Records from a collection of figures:
-.-.-

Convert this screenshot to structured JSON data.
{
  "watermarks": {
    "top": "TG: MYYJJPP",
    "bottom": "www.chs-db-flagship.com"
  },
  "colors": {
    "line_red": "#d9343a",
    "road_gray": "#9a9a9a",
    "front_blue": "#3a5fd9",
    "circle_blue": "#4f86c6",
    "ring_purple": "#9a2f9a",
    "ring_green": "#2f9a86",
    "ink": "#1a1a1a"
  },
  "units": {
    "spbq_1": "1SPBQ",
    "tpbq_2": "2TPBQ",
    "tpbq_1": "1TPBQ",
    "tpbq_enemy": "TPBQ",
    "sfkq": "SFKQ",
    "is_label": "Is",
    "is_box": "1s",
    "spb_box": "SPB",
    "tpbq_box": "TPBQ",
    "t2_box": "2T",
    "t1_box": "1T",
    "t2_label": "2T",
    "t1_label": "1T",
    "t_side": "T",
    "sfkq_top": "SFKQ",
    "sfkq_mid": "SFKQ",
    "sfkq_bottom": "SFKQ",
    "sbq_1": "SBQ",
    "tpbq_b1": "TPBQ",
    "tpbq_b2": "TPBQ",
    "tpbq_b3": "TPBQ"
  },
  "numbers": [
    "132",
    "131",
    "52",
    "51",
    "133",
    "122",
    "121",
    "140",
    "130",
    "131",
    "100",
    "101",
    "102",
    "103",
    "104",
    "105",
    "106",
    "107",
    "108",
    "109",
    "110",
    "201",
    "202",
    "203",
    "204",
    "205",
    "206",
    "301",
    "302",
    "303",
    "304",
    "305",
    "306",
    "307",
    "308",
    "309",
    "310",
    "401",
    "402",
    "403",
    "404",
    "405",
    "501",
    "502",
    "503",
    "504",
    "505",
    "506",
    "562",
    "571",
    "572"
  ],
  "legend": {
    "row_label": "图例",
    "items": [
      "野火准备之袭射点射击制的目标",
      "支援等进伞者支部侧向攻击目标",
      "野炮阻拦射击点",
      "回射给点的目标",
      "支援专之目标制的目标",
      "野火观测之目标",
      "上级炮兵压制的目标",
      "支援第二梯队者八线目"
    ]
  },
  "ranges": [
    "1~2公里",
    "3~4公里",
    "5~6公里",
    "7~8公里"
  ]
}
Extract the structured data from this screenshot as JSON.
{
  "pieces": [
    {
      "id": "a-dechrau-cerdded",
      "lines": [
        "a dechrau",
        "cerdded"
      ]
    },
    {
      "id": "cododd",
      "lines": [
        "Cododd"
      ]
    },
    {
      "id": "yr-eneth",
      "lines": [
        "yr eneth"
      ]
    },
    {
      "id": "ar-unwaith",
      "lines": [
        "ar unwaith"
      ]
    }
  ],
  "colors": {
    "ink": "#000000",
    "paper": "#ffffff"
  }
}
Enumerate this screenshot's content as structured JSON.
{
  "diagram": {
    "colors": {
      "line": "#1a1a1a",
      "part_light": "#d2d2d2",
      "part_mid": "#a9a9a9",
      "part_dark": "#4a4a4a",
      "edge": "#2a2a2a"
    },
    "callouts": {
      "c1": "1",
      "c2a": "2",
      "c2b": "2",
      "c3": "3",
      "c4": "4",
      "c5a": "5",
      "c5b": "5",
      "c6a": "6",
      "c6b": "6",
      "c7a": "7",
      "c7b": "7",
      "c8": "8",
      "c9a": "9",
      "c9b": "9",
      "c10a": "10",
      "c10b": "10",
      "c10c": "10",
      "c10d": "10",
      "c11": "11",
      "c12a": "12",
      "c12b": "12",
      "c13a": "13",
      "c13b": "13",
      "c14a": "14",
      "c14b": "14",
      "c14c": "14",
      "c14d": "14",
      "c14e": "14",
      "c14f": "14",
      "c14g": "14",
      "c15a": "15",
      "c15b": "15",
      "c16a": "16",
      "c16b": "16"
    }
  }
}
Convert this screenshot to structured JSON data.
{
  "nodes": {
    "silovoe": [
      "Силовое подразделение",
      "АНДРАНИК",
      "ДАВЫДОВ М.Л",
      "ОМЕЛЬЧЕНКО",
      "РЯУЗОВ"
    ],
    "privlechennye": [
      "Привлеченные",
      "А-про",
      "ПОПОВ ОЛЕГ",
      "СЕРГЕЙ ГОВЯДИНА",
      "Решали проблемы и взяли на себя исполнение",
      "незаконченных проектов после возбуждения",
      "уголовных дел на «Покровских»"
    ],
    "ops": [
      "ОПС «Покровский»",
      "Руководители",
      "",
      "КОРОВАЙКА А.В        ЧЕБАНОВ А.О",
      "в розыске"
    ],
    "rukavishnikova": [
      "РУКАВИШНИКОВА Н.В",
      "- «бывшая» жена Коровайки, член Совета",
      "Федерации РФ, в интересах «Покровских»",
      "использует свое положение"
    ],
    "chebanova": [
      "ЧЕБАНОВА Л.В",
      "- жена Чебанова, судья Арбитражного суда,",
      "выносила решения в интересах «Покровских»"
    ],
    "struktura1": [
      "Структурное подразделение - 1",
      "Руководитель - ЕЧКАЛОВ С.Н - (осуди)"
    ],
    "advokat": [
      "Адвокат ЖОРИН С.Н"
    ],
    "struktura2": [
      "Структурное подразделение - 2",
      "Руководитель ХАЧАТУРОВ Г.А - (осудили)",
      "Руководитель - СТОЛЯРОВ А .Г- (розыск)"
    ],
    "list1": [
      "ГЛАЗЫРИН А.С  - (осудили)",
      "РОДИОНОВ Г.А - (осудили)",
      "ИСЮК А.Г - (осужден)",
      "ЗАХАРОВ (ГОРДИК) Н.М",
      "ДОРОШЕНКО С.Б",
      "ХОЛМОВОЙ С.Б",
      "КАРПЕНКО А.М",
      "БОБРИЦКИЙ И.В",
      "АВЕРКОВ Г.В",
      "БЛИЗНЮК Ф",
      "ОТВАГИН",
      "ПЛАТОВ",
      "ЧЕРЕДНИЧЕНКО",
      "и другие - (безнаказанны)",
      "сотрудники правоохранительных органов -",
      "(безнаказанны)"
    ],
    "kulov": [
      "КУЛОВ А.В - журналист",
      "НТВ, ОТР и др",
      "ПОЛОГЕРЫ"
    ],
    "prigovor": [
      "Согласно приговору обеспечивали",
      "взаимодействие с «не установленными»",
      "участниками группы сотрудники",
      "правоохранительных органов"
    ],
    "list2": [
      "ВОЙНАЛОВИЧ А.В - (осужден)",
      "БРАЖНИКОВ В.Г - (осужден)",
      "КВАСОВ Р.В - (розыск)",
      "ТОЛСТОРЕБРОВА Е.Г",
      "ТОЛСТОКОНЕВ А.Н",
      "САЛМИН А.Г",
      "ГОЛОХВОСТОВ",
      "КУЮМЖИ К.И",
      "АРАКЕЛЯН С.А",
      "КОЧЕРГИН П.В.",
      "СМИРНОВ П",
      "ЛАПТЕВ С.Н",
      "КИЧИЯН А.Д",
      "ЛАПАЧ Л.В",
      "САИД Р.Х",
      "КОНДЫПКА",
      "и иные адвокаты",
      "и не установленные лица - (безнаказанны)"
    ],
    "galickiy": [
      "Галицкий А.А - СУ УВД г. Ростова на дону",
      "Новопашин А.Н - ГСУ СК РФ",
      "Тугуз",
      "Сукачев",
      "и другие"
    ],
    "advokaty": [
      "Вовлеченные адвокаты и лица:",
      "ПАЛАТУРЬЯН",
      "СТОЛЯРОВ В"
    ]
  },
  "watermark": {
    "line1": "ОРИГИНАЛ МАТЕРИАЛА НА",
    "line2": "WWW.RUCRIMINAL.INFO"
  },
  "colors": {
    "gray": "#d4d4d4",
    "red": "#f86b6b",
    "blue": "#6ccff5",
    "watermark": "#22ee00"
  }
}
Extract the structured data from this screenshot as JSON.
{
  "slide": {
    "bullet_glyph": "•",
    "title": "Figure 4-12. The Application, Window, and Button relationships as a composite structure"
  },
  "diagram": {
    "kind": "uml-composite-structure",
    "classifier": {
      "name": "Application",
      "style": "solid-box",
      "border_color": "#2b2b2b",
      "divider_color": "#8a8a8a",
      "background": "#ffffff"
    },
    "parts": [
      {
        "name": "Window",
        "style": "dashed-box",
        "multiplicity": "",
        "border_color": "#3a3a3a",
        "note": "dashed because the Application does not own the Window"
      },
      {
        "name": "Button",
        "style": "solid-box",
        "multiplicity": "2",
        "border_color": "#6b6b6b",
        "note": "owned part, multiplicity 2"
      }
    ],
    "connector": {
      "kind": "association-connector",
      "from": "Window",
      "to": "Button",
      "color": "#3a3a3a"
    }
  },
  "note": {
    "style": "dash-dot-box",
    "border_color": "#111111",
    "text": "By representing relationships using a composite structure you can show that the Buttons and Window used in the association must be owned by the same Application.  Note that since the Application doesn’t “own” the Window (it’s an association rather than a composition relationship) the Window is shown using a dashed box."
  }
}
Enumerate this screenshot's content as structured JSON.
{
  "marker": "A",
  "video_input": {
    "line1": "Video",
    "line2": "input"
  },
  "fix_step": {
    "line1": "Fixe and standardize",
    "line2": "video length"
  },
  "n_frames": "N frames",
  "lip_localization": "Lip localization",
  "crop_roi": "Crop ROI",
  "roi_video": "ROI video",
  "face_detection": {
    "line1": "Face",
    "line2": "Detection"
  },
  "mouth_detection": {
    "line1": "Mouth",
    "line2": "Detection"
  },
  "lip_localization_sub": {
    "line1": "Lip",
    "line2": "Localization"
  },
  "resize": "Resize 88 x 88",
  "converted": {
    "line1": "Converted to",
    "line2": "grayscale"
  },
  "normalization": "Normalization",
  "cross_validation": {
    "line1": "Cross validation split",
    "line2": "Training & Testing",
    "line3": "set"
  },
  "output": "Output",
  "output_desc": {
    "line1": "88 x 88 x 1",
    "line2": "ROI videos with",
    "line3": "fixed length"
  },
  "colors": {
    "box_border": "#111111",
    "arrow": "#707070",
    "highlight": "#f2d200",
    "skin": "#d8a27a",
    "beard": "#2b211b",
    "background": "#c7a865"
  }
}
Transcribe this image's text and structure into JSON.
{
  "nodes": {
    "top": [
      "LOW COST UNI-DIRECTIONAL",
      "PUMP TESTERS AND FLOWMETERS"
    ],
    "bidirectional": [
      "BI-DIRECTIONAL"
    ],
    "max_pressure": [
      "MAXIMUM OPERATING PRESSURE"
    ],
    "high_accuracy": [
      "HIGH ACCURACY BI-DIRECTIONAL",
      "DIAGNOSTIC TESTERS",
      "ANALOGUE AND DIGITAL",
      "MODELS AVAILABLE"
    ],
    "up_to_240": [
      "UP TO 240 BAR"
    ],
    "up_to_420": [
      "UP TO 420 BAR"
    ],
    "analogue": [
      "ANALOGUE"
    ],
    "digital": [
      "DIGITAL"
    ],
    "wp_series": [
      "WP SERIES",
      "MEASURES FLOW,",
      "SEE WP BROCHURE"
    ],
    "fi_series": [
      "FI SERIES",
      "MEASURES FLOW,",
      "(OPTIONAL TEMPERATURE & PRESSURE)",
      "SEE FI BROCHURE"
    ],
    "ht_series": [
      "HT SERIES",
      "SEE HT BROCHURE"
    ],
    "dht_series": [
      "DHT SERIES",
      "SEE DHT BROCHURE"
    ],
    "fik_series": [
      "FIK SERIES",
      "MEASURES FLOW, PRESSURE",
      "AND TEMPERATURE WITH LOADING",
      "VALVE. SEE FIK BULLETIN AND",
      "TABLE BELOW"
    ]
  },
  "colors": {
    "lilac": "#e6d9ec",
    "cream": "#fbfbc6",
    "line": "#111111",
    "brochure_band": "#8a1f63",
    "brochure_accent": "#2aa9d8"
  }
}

-.-.-

** Set problem **
Identify the lines in the entries above that contain "background", then copy them out.

** Solved exercise **
      "background": "#ffffff"
    "background": "#c7a865"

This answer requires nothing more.